Data records:
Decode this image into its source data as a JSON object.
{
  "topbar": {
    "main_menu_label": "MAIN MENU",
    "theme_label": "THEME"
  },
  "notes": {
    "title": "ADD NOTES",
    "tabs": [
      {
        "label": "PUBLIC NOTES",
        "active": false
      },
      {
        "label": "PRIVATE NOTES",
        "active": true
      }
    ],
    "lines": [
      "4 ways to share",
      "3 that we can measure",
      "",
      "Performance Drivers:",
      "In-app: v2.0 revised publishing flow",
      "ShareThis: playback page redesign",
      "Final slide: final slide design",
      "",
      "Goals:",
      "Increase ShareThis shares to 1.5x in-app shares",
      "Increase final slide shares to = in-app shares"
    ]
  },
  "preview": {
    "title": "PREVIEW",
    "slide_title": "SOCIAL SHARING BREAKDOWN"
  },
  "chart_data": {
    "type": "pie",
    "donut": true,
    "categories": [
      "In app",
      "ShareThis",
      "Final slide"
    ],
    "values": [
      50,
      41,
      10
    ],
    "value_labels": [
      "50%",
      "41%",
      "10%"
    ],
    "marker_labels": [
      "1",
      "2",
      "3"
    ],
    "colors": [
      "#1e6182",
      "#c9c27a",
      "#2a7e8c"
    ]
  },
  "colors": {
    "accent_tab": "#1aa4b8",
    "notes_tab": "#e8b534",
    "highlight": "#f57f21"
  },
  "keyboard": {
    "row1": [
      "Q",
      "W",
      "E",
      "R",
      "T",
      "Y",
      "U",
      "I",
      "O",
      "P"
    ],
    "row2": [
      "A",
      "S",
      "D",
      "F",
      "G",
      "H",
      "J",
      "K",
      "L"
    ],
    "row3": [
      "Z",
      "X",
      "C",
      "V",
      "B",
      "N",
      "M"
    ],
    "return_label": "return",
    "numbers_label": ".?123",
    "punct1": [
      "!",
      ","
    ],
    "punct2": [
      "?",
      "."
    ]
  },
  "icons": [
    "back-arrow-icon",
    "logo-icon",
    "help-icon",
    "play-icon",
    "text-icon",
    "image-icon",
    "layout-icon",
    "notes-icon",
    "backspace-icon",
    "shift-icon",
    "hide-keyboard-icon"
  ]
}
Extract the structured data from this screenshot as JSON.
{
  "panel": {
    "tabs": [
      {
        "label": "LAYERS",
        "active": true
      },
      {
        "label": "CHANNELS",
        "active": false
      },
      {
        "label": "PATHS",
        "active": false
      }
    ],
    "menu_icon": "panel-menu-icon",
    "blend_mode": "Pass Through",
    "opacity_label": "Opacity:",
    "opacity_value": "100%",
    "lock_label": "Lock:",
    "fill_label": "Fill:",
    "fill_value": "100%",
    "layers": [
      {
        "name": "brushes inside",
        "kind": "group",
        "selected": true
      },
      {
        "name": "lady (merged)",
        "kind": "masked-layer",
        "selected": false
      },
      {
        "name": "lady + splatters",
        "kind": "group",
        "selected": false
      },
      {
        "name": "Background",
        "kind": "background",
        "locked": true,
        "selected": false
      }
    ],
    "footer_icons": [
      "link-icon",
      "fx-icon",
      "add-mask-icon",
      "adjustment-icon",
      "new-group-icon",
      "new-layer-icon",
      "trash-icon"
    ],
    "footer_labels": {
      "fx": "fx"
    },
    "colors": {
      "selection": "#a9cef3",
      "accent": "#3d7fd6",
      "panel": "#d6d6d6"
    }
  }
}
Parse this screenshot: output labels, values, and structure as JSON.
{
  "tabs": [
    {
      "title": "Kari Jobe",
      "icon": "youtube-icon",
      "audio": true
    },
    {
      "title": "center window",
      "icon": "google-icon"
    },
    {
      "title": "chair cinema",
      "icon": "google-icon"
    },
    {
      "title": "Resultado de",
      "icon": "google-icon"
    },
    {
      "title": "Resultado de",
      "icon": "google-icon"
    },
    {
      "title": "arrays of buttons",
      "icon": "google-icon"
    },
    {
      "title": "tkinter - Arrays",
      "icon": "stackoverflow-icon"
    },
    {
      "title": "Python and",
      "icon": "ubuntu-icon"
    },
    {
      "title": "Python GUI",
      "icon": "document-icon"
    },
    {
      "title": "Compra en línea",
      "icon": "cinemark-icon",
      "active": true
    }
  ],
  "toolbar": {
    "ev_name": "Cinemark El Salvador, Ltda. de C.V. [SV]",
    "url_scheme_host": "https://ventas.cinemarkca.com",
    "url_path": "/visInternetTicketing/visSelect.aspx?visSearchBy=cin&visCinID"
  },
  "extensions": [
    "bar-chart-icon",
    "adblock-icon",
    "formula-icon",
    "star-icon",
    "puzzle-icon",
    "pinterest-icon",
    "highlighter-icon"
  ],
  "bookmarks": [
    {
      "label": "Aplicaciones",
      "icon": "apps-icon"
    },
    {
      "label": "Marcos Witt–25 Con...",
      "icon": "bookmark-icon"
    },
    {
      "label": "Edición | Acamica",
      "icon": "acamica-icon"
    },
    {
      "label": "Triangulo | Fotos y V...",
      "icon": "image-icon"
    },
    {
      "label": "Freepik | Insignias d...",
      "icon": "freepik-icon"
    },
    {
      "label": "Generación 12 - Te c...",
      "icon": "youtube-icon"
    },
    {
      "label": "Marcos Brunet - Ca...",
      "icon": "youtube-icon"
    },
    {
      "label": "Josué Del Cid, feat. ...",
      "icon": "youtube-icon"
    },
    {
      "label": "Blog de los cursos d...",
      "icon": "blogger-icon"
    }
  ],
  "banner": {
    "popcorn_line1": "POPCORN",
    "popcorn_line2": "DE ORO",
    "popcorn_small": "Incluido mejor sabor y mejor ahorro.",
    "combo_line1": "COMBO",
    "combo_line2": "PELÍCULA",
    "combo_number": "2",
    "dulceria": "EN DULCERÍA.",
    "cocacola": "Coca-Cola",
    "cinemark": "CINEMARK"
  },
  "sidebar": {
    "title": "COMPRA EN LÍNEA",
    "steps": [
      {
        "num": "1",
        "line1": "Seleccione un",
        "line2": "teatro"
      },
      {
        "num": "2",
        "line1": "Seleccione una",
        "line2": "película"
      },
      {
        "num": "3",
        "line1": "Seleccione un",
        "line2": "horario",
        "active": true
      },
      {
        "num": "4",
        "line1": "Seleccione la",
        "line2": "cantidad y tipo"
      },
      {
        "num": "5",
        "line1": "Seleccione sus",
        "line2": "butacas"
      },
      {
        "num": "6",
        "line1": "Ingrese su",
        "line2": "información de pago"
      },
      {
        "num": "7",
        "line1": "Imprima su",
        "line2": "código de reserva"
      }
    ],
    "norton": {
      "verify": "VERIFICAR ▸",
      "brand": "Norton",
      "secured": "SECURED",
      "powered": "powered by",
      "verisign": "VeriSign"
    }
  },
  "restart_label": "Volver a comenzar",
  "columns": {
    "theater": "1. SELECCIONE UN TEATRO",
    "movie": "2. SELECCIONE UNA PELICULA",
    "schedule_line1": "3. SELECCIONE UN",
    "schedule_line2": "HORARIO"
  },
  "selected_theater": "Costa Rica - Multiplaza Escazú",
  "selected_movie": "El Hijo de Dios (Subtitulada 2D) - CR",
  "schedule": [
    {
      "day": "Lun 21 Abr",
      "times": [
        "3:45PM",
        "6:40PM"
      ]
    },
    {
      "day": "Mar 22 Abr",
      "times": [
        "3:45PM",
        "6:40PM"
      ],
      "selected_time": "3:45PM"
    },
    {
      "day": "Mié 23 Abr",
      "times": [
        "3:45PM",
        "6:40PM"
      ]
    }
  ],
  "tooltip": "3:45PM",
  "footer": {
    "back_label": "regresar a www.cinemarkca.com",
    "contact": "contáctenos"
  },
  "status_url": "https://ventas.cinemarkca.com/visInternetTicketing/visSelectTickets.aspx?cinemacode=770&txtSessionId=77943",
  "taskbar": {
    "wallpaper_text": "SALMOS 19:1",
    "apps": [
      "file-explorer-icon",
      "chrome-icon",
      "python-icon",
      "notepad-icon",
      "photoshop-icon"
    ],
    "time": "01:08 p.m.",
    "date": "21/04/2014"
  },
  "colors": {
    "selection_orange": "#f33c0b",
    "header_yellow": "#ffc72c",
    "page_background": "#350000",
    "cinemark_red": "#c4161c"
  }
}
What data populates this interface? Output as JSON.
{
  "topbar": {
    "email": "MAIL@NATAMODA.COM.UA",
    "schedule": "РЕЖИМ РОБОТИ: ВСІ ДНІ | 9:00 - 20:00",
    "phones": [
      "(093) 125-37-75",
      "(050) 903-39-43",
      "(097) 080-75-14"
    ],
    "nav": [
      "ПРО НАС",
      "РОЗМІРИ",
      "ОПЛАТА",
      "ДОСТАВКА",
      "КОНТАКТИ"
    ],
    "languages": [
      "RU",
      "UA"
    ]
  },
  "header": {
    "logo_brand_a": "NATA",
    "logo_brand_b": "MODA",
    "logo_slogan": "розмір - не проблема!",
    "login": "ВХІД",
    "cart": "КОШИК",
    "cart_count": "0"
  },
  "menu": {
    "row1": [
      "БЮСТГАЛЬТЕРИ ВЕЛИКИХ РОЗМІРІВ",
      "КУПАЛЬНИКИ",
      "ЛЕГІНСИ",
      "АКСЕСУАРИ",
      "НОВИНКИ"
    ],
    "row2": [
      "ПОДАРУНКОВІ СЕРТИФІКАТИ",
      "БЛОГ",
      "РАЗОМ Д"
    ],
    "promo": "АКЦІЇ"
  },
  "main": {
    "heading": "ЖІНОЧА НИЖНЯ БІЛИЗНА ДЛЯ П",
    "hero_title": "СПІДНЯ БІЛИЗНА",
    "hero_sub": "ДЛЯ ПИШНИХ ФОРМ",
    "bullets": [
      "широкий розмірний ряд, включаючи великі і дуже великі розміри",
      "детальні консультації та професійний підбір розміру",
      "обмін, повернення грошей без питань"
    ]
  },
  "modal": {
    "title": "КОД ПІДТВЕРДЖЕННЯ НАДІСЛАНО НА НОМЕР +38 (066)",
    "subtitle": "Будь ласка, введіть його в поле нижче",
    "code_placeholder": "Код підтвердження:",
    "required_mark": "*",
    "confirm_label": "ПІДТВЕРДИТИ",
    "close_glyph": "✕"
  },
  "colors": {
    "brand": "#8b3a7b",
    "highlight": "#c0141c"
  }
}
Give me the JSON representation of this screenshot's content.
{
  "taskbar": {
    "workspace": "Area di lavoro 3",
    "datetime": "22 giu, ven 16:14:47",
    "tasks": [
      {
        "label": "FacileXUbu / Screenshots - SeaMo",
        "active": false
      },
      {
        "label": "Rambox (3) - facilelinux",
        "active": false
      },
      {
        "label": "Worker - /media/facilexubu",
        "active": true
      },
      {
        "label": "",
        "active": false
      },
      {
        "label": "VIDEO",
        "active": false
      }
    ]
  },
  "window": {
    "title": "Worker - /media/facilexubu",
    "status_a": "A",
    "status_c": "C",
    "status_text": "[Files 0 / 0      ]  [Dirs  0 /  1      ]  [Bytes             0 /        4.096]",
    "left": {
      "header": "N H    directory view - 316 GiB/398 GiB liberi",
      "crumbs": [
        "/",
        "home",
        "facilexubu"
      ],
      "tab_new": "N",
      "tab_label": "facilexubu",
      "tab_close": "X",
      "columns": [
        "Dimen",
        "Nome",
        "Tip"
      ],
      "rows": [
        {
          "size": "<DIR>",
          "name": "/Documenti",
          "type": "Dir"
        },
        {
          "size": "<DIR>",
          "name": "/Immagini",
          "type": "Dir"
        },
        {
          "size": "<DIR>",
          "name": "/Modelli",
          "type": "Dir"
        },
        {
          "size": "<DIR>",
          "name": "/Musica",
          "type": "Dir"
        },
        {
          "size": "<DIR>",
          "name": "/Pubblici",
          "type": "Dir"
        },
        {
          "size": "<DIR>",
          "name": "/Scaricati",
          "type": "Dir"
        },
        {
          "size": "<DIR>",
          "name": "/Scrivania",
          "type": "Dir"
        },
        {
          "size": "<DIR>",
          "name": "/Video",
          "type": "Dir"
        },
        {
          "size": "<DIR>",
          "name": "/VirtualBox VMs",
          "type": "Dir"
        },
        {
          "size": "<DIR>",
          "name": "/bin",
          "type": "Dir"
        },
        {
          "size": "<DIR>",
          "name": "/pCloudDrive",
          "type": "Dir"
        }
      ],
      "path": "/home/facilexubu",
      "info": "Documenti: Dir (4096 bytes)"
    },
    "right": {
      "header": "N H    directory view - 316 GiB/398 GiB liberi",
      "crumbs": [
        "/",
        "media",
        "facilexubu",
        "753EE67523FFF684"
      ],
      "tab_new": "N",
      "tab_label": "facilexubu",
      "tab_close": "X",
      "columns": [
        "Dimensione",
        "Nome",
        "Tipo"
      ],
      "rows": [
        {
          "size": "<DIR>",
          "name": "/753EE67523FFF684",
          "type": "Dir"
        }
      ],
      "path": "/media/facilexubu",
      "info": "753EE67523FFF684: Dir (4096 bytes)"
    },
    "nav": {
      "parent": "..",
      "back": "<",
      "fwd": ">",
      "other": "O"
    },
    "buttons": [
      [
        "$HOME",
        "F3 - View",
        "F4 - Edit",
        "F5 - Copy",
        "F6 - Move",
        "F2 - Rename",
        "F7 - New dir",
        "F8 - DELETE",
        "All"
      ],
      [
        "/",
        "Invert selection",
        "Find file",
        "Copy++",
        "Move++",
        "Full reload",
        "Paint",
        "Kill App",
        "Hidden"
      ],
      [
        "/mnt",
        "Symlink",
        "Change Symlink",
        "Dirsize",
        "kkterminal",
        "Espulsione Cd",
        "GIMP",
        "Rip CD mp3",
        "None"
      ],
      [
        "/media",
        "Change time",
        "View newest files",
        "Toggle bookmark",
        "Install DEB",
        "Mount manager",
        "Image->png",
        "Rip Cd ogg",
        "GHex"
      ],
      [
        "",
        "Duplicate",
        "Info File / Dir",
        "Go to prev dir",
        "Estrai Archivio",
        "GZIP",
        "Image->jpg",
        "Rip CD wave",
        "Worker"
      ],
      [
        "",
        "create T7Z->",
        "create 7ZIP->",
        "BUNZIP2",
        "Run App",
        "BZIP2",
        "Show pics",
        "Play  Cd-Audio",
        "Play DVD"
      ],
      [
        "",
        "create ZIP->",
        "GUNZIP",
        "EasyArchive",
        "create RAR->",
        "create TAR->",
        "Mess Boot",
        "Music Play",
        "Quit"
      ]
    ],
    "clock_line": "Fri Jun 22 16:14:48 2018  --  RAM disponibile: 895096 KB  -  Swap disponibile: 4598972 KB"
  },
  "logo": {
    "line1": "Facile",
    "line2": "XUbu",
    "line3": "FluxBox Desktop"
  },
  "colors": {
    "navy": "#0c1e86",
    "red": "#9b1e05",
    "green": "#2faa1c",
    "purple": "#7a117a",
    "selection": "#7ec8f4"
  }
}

Instruction:
Within the data above, pick out all lines holding the word "media".

Task response:
        "label": "Worker - /media/facilexubu",
    "title": "Worker - /media/facilexubu",
        "media",
      "path": "/media/facilexubu",
        "/media",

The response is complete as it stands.